**The problem**
Only lines holding the string "解题分析" are wanted; copy each one from the material.

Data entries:
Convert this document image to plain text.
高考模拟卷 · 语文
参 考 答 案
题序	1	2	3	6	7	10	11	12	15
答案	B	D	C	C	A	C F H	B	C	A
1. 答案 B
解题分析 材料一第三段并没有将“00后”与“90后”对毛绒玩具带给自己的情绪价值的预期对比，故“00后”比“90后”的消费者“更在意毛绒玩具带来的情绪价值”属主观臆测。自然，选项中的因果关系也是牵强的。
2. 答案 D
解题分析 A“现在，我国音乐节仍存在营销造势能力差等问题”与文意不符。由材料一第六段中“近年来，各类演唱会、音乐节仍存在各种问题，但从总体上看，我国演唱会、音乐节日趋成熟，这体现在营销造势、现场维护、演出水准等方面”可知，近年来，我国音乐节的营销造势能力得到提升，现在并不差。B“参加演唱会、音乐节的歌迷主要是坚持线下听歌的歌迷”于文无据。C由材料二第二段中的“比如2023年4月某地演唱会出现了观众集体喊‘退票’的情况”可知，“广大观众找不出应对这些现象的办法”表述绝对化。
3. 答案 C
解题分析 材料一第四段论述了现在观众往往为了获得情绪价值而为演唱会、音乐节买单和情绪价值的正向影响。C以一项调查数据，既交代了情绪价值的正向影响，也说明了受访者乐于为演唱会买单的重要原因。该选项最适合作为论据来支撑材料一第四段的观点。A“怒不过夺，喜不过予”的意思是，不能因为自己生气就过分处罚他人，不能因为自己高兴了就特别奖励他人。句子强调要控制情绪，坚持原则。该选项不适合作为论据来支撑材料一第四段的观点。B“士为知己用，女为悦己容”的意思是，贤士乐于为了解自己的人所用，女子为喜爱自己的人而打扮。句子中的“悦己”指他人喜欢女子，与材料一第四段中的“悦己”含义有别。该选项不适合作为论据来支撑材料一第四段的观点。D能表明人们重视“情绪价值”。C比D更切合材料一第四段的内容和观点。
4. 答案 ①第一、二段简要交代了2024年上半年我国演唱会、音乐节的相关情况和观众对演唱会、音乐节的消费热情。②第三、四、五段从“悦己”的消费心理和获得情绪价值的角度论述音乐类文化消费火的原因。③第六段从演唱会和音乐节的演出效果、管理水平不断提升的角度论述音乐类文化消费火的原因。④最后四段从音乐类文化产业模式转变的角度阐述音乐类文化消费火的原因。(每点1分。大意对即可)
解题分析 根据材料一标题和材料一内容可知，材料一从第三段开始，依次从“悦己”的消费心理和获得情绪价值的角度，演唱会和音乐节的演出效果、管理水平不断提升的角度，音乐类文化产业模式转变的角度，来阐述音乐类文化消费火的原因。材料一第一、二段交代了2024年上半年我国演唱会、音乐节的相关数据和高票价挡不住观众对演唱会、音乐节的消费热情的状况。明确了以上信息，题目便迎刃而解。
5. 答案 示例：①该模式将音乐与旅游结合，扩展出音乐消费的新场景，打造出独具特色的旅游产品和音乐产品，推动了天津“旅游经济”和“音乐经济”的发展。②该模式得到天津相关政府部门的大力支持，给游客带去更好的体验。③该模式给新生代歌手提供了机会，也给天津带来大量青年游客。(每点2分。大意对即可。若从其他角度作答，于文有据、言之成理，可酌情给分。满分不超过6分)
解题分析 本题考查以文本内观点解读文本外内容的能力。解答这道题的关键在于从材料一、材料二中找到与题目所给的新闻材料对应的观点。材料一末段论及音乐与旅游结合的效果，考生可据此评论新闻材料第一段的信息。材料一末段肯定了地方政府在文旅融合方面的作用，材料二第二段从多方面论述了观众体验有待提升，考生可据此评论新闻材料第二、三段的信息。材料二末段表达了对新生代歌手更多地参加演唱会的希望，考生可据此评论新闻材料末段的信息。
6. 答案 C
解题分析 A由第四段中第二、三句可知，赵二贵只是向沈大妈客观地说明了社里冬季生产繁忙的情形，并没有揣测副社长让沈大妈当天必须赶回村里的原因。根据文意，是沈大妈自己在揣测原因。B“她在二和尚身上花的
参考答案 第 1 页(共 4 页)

**Response**
解题分析 材料一第三段并没有将“00后”与“90后”对毛绒玩具带给自己的情绪价值的预期对比，故“00后”比“90后”的消费者“更在意毛绒玩具带来的情绪价值”属主观臆测。自然，选项中的因果关系也是牵强的。
解题分析 A“现在，我国音乐节仍存在营销造势能力差等问题”与文意不符。由材料一第六段中“近年来，各类演唱会、音乐节仍存在各种问题，但从总体上看，我国演唱会、音乐节日趋成熟，这体现在营销造势、现场维护、演出水准等方面”可知，近年来，我国音乐节的营销造势能力得到提升，现在并不差。B“参加演唱会、音乐节的歌迷主要是坚持线下听歌的歌迷”于文无据。C由材料二第二段中的“比如2023年4月某地演唱会出现了观众集体喊‘退票’的情况”可知，“广大观众找不出应对这些现象的办法”表述绝对化。
解题分析 材料一第四段论述了现在观众往往为了获得情绪价值而为演唱会、音乐节买单和情绪价值的正向影响。C以一项调查数据，既交代了情绪价值的正向影响，也说明了受访者乐于为演唱会买单的重要原因。该选项最适合作为论据来支撑材料一第四段的观点。A“怒不过夺，喜不过予”的意思是，不能因为自己生气就过分处罚他人，不能因为自己高兴了就特别奖励他人。句子强调要控制情绪，坚持原则。该选项不适合作为论据来支撑材料一第四段的观点。B“士为知己用，女为悦己容”的意思是，贤士乐于为了解自己的人所用，女子为喜爱自己的人而打扮。句子中的“悦己”指他人喜欢女子，与材料一第四段中的“悦己”含义有别。该选项不适合作为论据来支撑材料一第四段的观点。D能表明人们重视“情绪价值”。C比D更切合材料一第四段的内容和观点。
解题分析 根据材料一标题和材料一内容可知，材料一从第三段开始，依次从“悦己”的消费心理和获得情绪价值的角度，演唱会和音乐节的演出效果、管理水平不断提升的角度，音乐类文化产业模式转变的角度，来阐述音乐类文化消费火的原因。材料一第一、二段交代了2024年上半年我国演唱会、音乐节的相关数据和高票价挡不住观众对演唱会、音乐节的消费热情的状况。明确了以上信息，题目便迎刃而解。
解题分析 本题考查以文本内观点解读文本外内容的能力。解答这道题的关键在于从材料一、材料二中找到与题目所给的新闻材料对应的观点。材料一末段论及音乐与旅游结合的效果，考生可据此评论新闻材料第一段的信息。材料一末段肯定了地方政府在文旅融合方面的作用，材料二第二段从多方面论述了观众体验有待提升，考生可据此评论新闻材料第二、三段的信息。材料二末段表达了对新生代歌手更多地参加演唱会的希望，考生可据此评论新闻材料末段的信息。
解题分析 A由第四段中第二、三句可知，赵二贵只是向沈大妈客观地说明了社里冬季生产繁忙的情形，并没有揣测副社长让沈大妈当天必须赶回村里的原因。根据文意，是沈大妈自己在揣测原因。B“她在二和尚身上花的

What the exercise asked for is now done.